══ Material provided

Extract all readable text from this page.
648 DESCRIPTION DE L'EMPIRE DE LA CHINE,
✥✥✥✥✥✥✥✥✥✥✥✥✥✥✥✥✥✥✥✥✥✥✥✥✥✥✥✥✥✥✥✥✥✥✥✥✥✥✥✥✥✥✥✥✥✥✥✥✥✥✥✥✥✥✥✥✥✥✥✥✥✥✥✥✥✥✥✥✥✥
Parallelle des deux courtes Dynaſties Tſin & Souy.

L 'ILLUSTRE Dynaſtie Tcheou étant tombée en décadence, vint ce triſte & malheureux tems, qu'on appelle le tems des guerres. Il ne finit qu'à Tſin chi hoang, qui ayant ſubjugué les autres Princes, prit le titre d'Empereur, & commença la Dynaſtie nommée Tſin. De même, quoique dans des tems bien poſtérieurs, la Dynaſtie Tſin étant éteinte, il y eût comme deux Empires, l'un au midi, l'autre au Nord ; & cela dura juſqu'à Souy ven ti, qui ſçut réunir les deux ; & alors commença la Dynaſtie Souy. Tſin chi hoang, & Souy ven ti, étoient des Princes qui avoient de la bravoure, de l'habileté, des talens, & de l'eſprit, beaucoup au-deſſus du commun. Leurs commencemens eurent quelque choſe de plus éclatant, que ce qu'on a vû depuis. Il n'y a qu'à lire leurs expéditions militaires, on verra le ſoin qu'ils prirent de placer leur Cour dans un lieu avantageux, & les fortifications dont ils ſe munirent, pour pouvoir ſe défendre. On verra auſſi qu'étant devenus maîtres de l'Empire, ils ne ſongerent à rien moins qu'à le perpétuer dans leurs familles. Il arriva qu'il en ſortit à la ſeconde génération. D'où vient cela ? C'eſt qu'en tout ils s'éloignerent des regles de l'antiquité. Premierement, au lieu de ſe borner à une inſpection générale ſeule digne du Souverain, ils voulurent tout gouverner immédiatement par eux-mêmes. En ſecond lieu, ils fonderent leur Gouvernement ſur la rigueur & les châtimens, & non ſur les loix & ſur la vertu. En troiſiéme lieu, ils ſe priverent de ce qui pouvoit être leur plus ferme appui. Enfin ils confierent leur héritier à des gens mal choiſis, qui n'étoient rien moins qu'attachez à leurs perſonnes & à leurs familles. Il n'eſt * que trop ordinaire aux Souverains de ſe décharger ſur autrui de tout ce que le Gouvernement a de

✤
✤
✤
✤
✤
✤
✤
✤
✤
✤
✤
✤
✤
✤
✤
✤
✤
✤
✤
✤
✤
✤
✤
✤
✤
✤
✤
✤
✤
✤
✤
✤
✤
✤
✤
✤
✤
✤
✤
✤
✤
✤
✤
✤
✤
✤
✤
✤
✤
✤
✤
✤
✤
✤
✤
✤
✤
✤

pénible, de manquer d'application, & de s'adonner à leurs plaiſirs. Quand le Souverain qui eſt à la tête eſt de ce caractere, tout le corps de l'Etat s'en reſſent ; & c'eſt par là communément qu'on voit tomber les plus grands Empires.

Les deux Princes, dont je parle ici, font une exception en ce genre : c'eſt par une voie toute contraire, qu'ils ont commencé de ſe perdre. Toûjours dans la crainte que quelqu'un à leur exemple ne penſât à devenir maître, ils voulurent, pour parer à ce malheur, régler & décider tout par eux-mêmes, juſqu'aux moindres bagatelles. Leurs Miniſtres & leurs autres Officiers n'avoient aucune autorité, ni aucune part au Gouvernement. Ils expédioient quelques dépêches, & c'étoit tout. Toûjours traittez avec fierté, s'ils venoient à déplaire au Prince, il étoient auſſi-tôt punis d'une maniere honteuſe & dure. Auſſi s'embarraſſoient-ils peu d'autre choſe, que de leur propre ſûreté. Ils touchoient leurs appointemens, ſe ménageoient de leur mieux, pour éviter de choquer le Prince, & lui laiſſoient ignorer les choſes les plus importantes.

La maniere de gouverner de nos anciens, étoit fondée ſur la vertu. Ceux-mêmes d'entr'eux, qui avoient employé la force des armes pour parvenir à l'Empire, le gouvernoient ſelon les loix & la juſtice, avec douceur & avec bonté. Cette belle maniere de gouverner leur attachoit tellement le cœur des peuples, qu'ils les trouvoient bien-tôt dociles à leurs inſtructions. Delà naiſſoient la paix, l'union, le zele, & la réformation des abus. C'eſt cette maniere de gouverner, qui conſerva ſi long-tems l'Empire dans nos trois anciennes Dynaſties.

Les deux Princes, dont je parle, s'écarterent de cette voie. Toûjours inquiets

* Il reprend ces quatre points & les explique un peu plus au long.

════

## Problem statement
Pick out each line that holds the string "long".

## Answer below
La maniere de gouverner de nos anciens, étoit fondée ſur la vertu. Ceux-mêmes d'entr'eux, qui avoient employé la force des armes pour parvenir à l'Empire, le gouvernoient ſelon les loix & la juſtice, avec douceur & avec bonté. Cette belle maniere de gouverner leur attachoit tellement le cœur des peuples, qu'ils les trouvoient bien-tôt dociles à leurs inſtructions. Delà naiſſoient la paix, l'union, le zele, & la réformation des abus. C'eſt cette maniere de gouverner, qui conſerva ſi long-tems l'Empire dans nos trois anciennes Dynaſties.
* Il reprend ces quatre points & les explique un peu plus au long.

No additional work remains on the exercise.